Record set »
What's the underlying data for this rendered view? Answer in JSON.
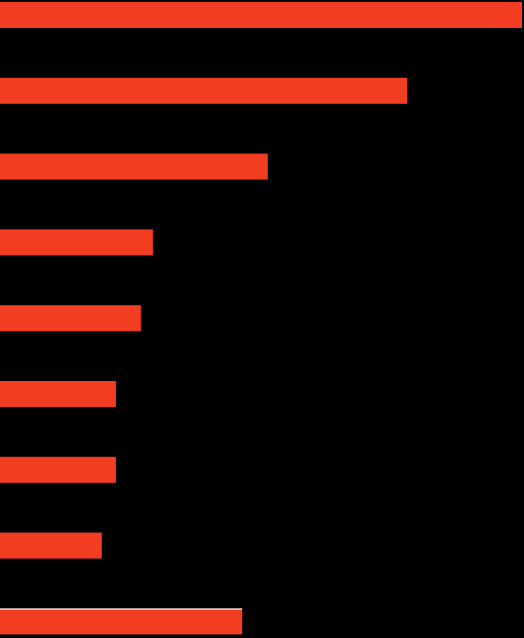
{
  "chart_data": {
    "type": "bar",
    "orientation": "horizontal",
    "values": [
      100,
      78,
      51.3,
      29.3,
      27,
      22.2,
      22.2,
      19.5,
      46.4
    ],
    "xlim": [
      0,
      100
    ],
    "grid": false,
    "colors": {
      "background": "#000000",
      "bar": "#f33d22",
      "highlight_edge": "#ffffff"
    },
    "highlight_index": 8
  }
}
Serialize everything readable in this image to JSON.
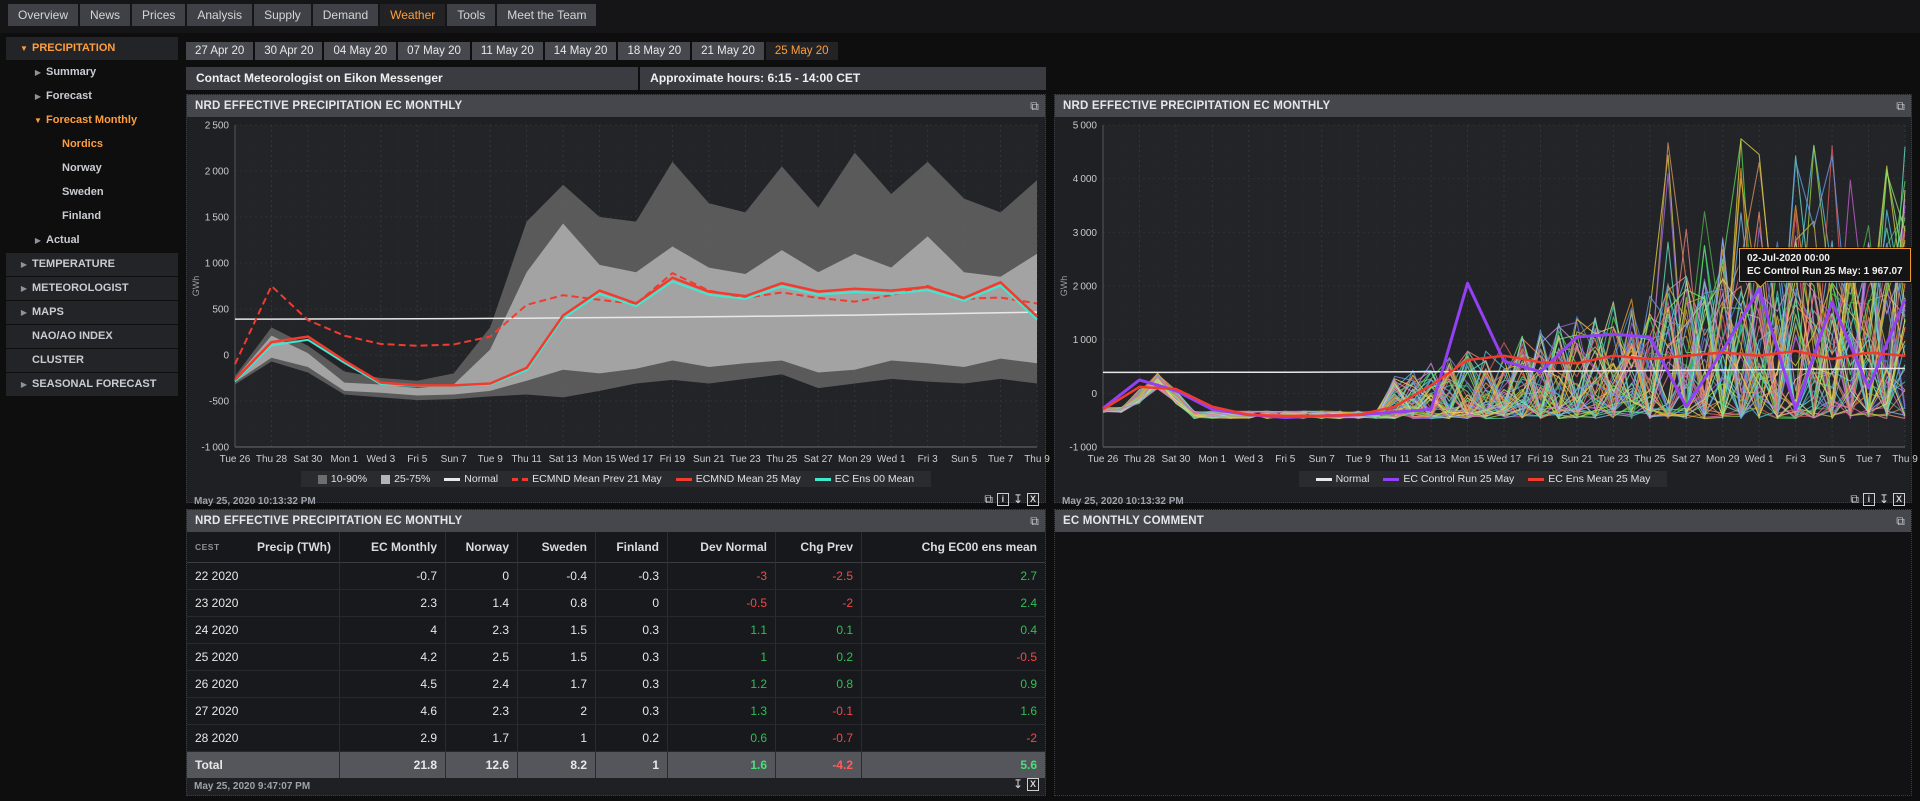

* * *

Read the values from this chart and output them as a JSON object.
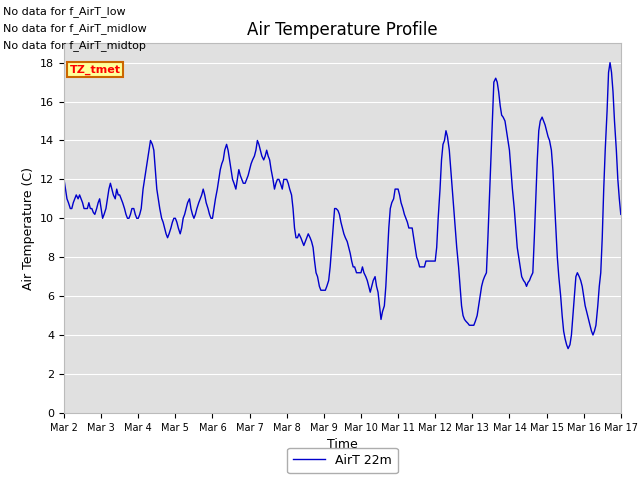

Task description » Any pictures should be left out. Reproduce every line from the one holding "What's the underlying" down to the one holding "Serialize everything readable", both of those lines included.

Output for this exercise »
What's the underlying data for this rendered view? Answer in JSON.
{
  "chart_data": {
    "type": "bar",
    "orientation": "horizontal",
    "values": [
      100,
      78,
      51.3,
      29.3,
      27,
      22.2,
      22.2,
      19.5,
      46.4
    ],
    "xlim": [
      0,
      100
    ],
    "grid": false,
    "colors": {
      "background": "#000000",
      "bar": "#f33d22",
      "highlight_edge": "#ffffff"
    },
    "highlight_index": 8
  }
}
Serialize everything readable in this image to JSON.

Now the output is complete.